For the material that follows, list every line containing the word "catedra".

# # # # #

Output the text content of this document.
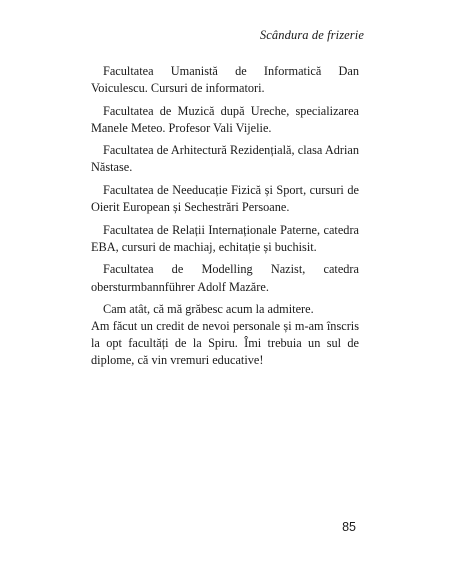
Scândura de frizerie

Facultatea Umanistă de Informatică Dan Voiculescu. Cursuri de informatori.

Facultatea de Muzică după Ureche, specializarea Manele Meteo. Profesor Vali Vijelie.

Facultatea de Arhitectură Rezidențială, clasa Adrian Năstase.

Facultatea de Needucație Fizică și Sport, cursuri de Oierit European și Sechestrări Persoane.

Facultatea de Relații Internaționale Paterne, catedra EBA, cursuri de machiaj, echitație și buchisit.

Facultatea de Modelling Nazist, catedra obersturmbannführer Adolf Mazăre.

Cam atât, că mă grăbesc acum la admitere.

Am făcut un credit de nevoi personale și m-am înscris la opt facultăți de la Spiru. Îmi trebuia un sul de diplome, că vin vremuri educative!

85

# # # # #

FINAL ANSWER:
Facultatea de Relații Internaționale Paterne, catedra EBA, cursuri de machiaj, echitație și buchisit.
Facultatea de Modelling Nazist, catedra obersturmbannführer Adolf Mazăre.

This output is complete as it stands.